- Aim
Set down the material once more, exactly as it appears.

(Data records)
>>>>
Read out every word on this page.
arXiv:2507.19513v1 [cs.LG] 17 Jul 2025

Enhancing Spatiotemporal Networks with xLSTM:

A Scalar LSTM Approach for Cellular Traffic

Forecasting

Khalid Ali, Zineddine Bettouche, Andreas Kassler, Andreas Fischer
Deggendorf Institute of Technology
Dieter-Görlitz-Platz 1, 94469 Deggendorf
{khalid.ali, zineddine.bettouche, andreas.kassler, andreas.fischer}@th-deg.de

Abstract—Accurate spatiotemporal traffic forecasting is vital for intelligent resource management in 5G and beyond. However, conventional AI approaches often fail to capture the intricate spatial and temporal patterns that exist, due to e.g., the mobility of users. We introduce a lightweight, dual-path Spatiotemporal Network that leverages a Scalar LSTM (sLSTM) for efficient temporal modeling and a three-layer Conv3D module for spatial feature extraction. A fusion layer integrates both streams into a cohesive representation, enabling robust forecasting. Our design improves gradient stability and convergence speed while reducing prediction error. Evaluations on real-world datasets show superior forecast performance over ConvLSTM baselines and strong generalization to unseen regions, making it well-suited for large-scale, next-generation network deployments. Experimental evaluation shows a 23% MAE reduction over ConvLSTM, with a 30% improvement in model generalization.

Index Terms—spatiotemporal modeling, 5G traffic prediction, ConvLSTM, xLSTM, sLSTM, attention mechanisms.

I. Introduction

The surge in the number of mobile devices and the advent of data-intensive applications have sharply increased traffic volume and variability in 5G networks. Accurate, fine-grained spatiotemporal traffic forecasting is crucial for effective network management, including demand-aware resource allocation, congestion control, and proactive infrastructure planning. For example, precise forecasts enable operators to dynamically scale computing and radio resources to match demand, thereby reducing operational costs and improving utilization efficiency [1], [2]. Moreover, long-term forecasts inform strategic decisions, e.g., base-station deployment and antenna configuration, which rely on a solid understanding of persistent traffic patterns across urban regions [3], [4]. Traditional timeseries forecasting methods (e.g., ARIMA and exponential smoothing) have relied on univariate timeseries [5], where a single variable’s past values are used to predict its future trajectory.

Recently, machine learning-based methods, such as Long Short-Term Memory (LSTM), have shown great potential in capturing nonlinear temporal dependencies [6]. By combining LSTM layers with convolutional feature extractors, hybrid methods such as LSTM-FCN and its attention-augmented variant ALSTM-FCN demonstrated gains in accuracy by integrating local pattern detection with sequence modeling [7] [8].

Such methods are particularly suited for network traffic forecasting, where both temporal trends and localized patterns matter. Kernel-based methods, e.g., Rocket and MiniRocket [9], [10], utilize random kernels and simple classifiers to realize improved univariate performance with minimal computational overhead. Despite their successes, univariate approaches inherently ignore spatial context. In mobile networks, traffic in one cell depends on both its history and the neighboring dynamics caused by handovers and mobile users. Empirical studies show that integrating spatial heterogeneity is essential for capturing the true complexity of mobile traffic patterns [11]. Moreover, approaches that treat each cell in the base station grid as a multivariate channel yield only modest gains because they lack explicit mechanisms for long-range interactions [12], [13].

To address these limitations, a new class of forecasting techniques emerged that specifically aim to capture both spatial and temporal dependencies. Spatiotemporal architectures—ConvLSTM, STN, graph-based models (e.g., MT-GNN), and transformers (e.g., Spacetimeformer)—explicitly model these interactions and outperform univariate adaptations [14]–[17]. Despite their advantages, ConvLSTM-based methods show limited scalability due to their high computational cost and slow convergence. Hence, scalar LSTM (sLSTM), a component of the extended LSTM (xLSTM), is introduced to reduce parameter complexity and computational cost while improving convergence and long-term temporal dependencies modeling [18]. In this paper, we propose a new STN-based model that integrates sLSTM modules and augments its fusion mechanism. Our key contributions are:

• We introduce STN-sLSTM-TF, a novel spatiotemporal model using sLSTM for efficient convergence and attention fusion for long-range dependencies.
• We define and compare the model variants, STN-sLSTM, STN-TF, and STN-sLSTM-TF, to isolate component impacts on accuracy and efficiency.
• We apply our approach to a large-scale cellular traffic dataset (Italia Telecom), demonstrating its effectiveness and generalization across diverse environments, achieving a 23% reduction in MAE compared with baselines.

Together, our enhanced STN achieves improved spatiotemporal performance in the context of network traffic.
<<<<
- Written solution
Read out every word on this page.
arXiv:2507.19513v1 [cs.LG] 17 Jul 2025

Enhancing Spatiotemporal Networks with xLSTM:

A Scalar LSTM Approach for Cellular Traffic

Forecasting

Khalid Ali, Zineddine Bettouche, Andreas Kassler, Andreas Fischer
Deggendorf Institute of Technology
Dieter-Görlitz-Platz 1, 94469 Deggendorf
{khalid.ali, zineddine.bettouche, andreas.kassler, andreas.fischer}@th-deg.de

Abstract—Accurate spatiotemporal traffic forecasting is vital for intelligent resource management in 5G and beyond. However, conventional AI approaches often fail to capture the intricate spatial and temporal patterns that exist, due to e.g., the mobility of users. We introduce a lightweight, dual-path Spatiotemporal Network that leverages a Scalar LSTM (sLSTM) for efficient temporal modeling and a three-layer Conv3D module for spatial feature extraction. A fusion layer integrates both streams into a cohesive representation, enabling robust forecasting. Our design improves gradient stability and convergence speed while reducing prediction error. Evaluations on real-world datasets show superior forecast performance over ConvLSTM baselines and strong generalization to unseen regions, making it well-suited for large-scale, next-generation network deployments. Experimental evaluation shows a 23% MAE reduction over ConvLSTM, with a 30% improvement in model generalization.

Index Terms—spatiotemporal modeling, 5G traffic prediction, ConvLSTM, xLSTM, sLSTM, attention mechanisms.

I. Introduction

The surge in the number of mobile devices and the advent of data-intensive applications have sharply increased traffic volume and variability in 5G networks. Accurate, fine-grained spatiotemporal traffic forecasting is crucial for effective network management, including demand-aware resource allocation, congestion control, and proactive infrastructure planning. For example, precise forecasts enable operators to dynamically scale computing and radio resources to match demand, thereby reducing operational costs and improving utilization efficiency [1], [2]. Moreover, long-term forecasts inform strategic decisions, e.g., base-station deployment and antenna configuration, which rely on a solid understanding of persistent traffic patterns across urban regions [3], [4]. Traditional timeseries forecasting methods (e.g., ARIMA and exponential smoothing) have relied on univariate timeseries [5], where a single variable’s past values are used to predict its future trajectory.

Recently, machine learning-based methods, such as Long Short-Term Memory (LSTM), have shown great potential in capturing nonlinear temporal dependencies [6]. By combining LSTM layers with convolutional feature extractors, hybrid methods such as LSTM-FCN and its attention-augmented variant ALSTM-FCN demonstrated gains in accuracy by integrating local pattern detection with sequence modeling [7] [8].

Such methods are particularly suited for network traffic forecasting, where both temporal trends and localized patterns matter. Kernel-based methods, e.g., Rocket and MiniRocket [9], [10], utilize random kernels and simple classifiers to realize improved univariate performance with minimal computational overhead. Despite their successes, univariate approaches inherently ignore spatial context. In mobile networks, traffic in one cell depends on both its history and the neighboring dynamics caused by handovers and mobile users. Empirical studies show that integrating spatial heterogeneity is essential for capturing the true complexity of mobile traffic patterns [11]. Moreover, approaches that treat each cell in the base station grid as a multivariate channel yield only modest gains because they lack explicit mechanisms for long-range interactions [12], [13].

To address these limitations, a new class of forecasting techniques emerged that specifically aim to capture both spatial and temporal dependencies. Spatiotemporal architectures—ConvLSTM, STN, graph-based models (e.g., MT-GNN), and transformers (e.g., Spacetimeformer)—explicitly model these interactions and outperform univariate adaptations [14]–[17]. Despite their advantages, ConvLSTM-based methods show limited scalability due to their high computational cost and slow convergence. Hence, scalar LSTM (sLSTM), a component of the extended LSTM (xLSTM), is introduced to reduce parameter complexity and computational cost while improving convergence and long-term temporal dependencies modeling [18]. In this paper, we propose a new STN-based model that integrates sLSTM modules and augments its fusion mechanism. Our key contributions are:

• We introduce STN-sLSTM-TF, a novel spatiotemporal model using sLSTM for efficient convergence and attention fusion for long-range dependencies.
• We define and compare the model variants, STN-sLSTM, STN-TF, and STN-sLSTM-TF, to isolate component impacts on accuracy and efficiency.
• We apply our approach to a large-scale cellular traffic dataset (Italia Telecom), demonstrating its effectiveness and generalization across diverse environments, achieving a 23% reduction in MAE compared with baselines.

Together, our enhanced STN achieves improved spatiotemporal performance in the context of network traffic.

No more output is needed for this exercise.